### [WHAT YOU ARE ASKED TO DO]
Each line from the one that contains "Give me a plain-text" to the end of the material must be quoted exactly; include both end lines and nothing else.

[INPUT start]

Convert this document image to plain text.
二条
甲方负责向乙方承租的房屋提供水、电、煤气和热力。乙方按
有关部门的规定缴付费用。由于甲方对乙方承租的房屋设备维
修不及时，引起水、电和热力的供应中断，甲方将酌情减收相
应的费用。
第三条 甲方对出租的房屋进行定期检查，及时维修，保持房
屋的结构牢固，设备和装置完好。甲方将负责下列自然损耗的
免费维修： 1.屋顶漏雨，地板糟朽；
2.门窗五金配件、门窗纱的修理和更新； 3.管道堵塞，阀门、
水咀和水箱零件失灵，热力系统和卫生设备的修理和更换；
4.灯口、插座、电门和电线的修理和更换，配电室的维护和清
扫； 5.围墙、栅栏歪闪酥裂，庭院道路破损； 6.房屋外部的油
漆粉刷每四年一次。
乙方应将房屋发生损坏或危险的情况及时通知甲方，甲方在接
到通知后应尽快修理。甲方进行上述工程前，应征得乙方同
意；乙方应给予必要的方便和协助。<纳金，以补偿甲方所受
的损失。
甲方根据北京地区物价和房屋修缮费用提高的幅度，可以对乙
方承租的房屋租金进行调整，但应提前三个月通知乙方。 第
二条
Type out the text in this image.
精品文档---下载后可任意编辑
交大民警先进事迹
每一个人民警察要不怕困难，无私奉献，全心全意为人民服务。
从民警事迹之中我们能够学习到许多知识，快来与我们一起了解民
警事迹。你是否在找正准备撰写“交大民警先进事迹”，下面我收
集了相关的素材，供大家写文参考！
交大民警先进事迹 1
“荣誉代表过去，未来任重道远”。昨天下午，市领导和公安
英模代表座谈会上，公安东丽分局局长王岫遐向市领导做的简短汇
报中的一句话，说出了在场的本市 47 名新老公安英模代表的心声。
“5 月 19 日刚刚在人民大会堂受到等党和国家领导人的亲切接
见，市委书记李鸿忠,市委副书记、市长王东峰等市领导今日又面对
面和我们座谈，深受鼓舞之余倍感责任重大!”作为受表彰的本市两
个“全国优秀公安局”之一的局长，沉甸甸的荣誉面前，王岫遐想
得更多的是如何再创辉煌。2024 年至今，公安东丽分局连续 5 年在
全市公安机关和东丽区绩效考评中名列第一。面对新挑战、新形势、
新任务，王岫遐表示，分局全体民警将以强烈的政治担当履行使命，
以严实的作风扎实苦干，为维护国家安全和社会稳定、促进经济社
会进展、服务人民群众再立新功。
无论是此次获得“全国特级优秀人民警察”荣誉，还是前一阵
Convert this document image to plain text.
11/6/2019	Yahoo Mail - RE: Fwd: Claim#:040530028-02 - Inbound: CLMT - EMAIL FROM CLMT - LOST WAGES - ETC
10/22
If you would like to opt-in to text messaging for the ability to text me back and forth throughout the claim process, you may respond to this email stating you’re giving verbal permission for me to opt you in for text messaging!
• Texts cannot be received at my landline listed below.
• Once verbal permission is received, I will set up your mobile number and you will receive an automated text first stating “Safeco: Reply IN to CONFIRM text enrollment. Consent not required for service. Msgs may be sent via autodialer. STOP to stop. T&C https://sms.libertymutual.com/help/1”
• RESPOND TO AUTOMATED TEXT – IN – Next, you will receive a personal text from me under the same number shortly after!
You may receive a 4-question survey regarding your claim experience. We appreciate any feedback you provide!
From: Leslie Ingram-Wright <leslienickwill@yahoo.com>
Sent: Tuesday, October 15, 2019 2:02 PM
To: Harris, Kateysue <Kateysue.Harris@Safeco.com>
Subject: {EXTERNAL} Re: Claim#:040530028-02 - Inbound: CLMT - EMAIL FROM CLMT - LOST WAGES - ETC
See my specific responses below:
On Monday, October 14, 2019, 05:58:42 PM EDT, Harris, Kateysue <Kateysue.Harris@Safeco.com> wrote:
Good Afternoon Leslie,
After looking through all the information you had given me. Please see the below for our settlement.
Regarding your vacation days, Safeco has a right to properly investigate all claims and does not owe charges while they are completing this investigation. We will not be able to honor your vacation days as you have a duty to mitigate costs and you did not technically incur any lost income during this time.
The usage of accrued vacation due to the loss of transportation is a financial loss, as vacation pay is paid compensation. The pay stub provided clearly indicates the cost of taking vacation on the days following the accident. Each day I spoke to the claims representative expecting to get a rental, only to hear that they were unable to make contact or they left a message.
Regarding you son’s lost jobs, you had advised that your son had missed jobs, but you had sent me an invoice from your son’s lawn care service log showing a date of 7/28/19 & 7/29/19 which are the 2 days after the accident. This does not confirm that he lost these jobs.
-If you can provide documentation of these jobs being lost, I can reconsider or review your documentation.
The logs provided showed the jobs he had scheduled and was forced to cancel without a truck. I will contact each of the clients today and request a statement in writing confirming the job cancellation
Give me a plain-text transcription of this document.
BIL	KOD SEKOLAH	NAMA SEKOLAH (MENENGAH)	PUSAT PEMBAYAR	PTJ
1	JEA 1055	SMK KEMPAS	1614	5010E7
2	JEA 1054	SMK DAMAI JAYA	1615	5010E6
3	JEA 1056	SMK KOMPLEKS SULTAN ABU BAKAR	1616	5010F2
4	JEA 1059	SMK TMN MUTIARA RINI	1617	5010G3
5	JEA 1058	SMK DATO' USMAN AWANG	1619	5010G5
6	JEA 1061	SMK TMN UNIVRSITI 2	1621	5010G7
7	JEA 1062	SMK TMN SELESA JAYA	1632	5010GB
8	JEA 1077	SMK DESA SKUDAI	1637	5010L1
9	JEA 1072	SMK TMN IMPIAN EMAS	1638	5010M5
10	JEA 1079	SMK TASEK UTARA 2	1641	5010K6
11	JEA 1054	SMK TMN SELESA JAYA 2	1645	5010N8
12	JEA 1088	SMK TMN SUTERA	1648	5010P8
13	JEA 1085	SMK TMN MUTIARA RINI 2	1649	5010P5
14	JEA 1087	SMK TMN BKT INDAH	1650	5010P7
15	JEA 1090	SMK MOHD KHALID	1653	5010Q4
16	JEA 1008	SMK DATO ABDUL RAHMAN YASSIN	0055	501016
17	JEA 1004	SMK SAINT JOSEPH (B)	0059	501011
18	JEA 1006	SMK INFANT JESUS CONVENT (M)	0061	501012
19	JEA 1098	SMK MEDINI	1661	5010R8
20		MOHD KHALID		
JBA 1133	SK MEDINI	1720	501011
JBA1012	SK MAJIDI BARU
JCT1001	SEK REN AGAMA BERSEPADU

[INPUT end]

### [TASK RESPONSE]
Give me a plain-text transcription of this document.
BIL	KOD SEKOLAH	NAMA SEKOLAH (MENENGAH)	PUSAT PEMBAYAR	PTJ
1	JEA 1055	SMK KEMPAS	1614	5010E7
2	JEA 1054	SMK DAMAI JAYA	1615	5010E6
3	JEA 1056	SMK KOMPLEKS SULTAN ABU BAKAR	1616	5010F2
4	JEA 1059	SMK TMN MUTIARA RINI	1617	5010G3
5	JEA 1058	SMK DATO' USMAN AWANG	1619	5010G5
6	JEA 1061	SMK TMN UNIVRSITI 2	1621	5010G7
7	JEA 1062	SMK TMN SELESA JAYA	1632	5010GB
8	JEA 1077	SMK DESA SKUDAI	1637	5010L1
9	JEA 1072	SMK TMN IMPIAN EMAS	1638	5010M5
10	JEA 1079	SMK TASEK UTARA 2	1641	5010K6
11	JEA 1054	SMK TMN SELESA JAYA 2	1645	5010N8
12	JEA 1088	SMK TMN SUTERA	1648	5010P8
13	JEA 1085	SMK TMN MUTIARA RINI 2	1649	5010P5
14	JEA 1087	SMK TMN BKT INDAH	1650	5010P7
15	JEA 1090	SMK MOHD KHALID	1653	5010Q4
16	JEA 1008	SMK DATO ABDUL RAHMAN YASSIN	0055	501016
17	JEA 1004	SMK SAINT JOSEPH (B)	0059	501011
18	JEA 1006	SMK INFANT JESUS CONVENT (M)	0061	501012
19	JEA 1098	SMK MEDINI	1661	5010R8
20		MOHD KHALID		
JBA 1133	SK MEDINI	1720	501011
JBA1012	SK MAJIDI BARU
JCT1001	SEK REN AGAMA BERSEPADU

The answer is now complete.